▶ **PROBLEM STATEMENT**:
Rewrite every line of the items below as a JSON list of strings, with one string per line and blank lines left out.

-- begin TASK INPUTS --

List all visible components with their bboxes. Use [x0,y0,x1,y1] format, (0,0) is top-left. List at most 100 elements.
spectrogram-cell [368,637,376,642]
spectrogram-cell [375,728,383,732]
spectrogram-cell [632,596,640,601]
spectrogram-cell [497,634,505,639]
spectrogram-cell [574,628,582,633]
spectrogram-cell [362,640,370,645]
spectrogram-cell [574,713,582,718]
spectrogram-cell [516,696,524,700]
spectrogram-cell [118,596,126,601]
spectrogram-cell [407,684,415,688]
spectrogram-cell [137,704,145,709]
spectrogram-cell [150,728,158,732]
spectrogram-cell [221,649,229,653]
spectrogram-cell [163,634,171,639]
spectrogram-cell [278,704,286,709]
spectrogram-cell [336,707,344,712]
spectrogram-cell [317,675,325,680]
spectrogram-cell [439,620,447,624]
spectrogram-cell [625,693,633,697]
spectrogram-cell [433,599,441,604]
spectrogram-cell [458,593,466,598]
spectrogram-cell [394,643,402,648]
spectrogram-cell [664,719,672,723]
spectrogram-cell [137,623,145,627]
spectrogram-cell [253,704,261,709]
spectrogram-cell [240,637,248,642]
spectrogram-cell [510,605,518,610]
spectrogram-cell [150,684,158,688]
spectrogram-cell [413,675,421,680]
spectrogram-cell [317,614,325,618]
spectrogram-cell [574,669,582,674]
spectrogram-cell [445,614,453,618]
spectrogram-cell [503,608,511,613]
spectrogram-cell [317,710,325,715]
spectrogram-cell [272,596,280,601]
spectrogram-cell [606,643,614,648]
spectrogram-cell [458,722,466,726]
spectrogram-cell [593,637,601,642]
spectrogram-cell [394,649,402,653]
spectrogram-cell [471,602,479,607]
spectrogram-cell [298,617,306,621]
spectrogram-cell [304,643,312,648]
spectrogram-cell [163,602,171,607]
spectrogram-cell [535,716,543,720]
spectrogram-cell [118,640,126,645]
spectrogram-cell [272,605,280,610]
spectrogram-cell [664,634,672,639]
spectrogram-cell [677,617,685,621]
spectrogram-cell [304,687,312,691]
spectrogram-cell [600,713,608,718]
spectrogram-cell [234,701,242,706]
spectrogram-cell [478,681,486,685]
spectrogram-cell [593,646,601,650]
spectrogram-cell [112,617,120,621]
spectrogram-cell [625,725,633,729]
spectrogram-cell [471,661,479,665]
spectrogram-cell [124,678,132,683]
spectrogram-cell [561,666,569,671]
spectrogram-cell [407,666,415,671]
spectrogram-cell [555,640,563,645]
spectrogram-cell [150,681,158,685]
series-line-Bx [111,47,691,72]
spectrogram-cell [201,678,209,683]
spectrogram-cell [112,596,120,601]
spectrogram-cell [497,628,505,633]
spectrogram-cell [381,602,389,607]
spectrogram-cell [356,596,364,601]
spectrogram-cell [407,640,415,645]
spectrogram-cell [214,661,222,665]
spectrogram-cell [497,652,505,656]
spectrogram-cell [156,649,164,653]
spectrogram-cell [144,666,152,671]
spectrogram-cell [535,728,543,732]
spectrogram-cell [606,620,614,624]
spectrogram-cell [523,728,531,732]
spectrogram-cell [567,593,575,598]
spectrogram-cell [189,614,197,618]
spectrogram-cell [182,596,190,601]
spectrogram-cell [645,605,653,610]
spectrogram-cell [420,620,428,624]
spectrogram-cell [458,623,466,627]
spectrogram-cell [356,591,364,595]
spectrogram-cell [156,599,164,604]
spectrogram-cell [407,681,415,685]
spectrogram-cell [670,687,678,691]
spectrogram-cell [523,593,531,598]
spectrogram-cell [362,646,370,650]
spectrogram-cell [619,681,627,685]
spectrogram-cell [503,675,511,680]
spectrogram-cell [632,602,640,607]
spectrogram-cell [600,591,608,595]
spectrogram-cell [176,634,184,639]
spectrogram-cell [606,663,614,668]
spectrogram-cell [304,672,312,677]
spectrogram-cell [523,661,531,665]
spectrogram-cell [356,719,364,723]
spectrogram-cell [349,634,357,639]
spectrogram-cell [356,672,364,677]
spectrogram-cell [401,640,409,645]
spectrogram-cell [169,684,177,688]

-- end TASK INPUTS --

▶ **CORRECT RESULT**:
[
  "List all visible components with their bboxes. Use [x0,y0,x1,y1] format, (0,0) is top-left. List at most 100 elements.",
  "spectrogram-cell [368,637,376,642]",
  "spectrogram-cell [375,728,383,732]",
  "spectrogram-cell [632,596,640,601]",
  "spectrogram-cell [497,634,505,639]",
  "spectrogram-cell [574,628,582,633]",
  "spectrogram-cell [362,640,370,645]",
  "spectrogram-cell [574,713,582,718]",
  "spectrogram-cell [516,696,524,700]",
  "spectrogram-cell [118,596,126,601]",
  "spectrogram-cell [407,684,415,688]",
  "spectrogram-cell [137,704,145,709]",
  "spectrogram-cell [150,728,158,732]",
  "spectrogram-cell [221,649,229,653]",
  "spectrogram-cell [163,634,171,639]",
  "spectrogram-cell [278,704,286,709]",
  "spectrogram-cell [336,707,344,712]",
  "spectrogram-cell [317,675,325,680]",
  "spectrogram-cell [439,620,447,624]",
  "spectrogram-cell [625,693,633,697]",
  "spectrogram-cell [433,599,441,604]",
  "spectrogram-cell [458,593,466,598]",
  "spectrogram-cell [394,643,402,648]",
  "spectrogram-cell [664,719,672,723]",
  "spectrogram-cell [137,623,145,627]",
  "spectrogram-cell [253,704,261,709]",
  "spectrogram-cell [240,637,248,642]",
  "spectrogram-cell [510,605,518,610]",
  "spectrogram-cell [150,684,158,688]",
  "spectrogram-cell [413,675,421,680]",
  "spectrogram-cell [317,614,325,618]",
  "spectrogram-cell [574,669,582,674]",
  "spectrogram-cell [445,614,453,618]",
  "spectrogram-cell [503,608,511,613]",
  "spectrogram-cell [317,710,325,715]",
  "spectrogram-cell [272,596,280,601]",
  "spectrogram-cell [606,643,614,648]",
  "spectrogram-cell [458,722,466,726]",
  "spectrogram-cell [593,637,601,642]",
  "spectrogram-cell [394,649,402,653]",
  "spectrogram-cell [471,602,479,607]",
  "spectrogram-cell [298,617,306,621]",
  "spectrogram-cell [304,643,312,648]",
  "spectrogram-cell [163,602,171,607]",
  "spectrogram-cell [535,716,543,720]",
  "spectrogram-cell [118,640,126,645]",
  "spectrogram-cell [272,605,280,610]",
  "spectrogram-cell [664,634,672,639]",
  "spectrogram-cell [677,617,685,621]",
  "spectrogram-cell [304,687,312,691]",
  "spectrogram-cell [600,713,608,718]",
  "spectrogram-cell [234,701,242,706]",
  "spectrogram-cell [478,681,486,685]",
  "spectrogram-cell [593,646,601,650]",
  "spectrogram-cell [112,617,120,621]",
  "spectrogram-cell [625,725,633,729]",
  "spectrogram-cell [471,661,479,665]",
  "spectrogram-cell [124,678,132,683]",
  "spectrogram-cell [561,666,569,671]",
  "spectrogram-cell [407,666,415,671]",
  "spectrogram-cell [555,640,563,645]",
  "spectrogram-cell [150,681,158,685]",
  "series-line-Bx [111,47,691,72]",
  "spectrogram-cell [201,678,209,683]",
  "spectrogram-cell [112,596,120,601]",
  "spectrogram-cell [497,628,505,633]",
  "spectrogram-cell [381,602,389,607]",
  "spectrogram-cell [356,596,364,601]",
  "spectrogram-cell [407,640,415,645]",
  "spectrogram-cell [214,661,222,665]",
  "spectrogram-cell [497,652,505,656]",
  "spectrogram-cell [156,649,164,653]",
  "spectrogram-cell [144,666,152,671]",
  "spectrogram-cell [535,728,543,732]",
  "spectrogram-cell [606,620,614,624]",
  "spectrogram-cell [523,728,531,732]",
  "spectrogram-cell [567,593,575,598]",
  "spectrogram-cell [189,614,197,618]",
  "spectrogram-cell [182,596,190,601]",
  "spectrogram-cell [645,605,653,610]",
  "spectrogram-cell [420,620,428,624]",
  "spectrogram-cell [458,623,466,627]",
  "spectrogram-cell [356,591,364,595]",
  "spectrogram-cell [156,599,164,604]",
  "spectrogram-cell [407,681,415,685]",
  "spectrogram-cell [670,687,678,691]",
  "spectrogram-cell [523,593,531,598]",
  "spectrogram-cell [362,646,370,650]",
  "spectrogram-cell [619,681,627,685]",
  "spectrogram-cell [503,675,511,680]",
  "spectrogram-cell [632,602,640,607]",
  "spectrogram-cell [600,591,608,595]",
  "spectrogram-cell [176,634,184,639]",
  "spectrogram-cell [606,663,614,668]",
  "spectrogram-cell [304,672,312,677]",
  "spectrogram-cell [523,661,531,665]",
  "spectrogram-cell [356,719,364,723]",
  "spectrogram-cell [349,634,357,639]",
  "spectrogram-cell [356,672,364,677]",
  "spectrogram-cell [401,640,409,645]",
  "spectrogram-cell [169,684,177,688]"
]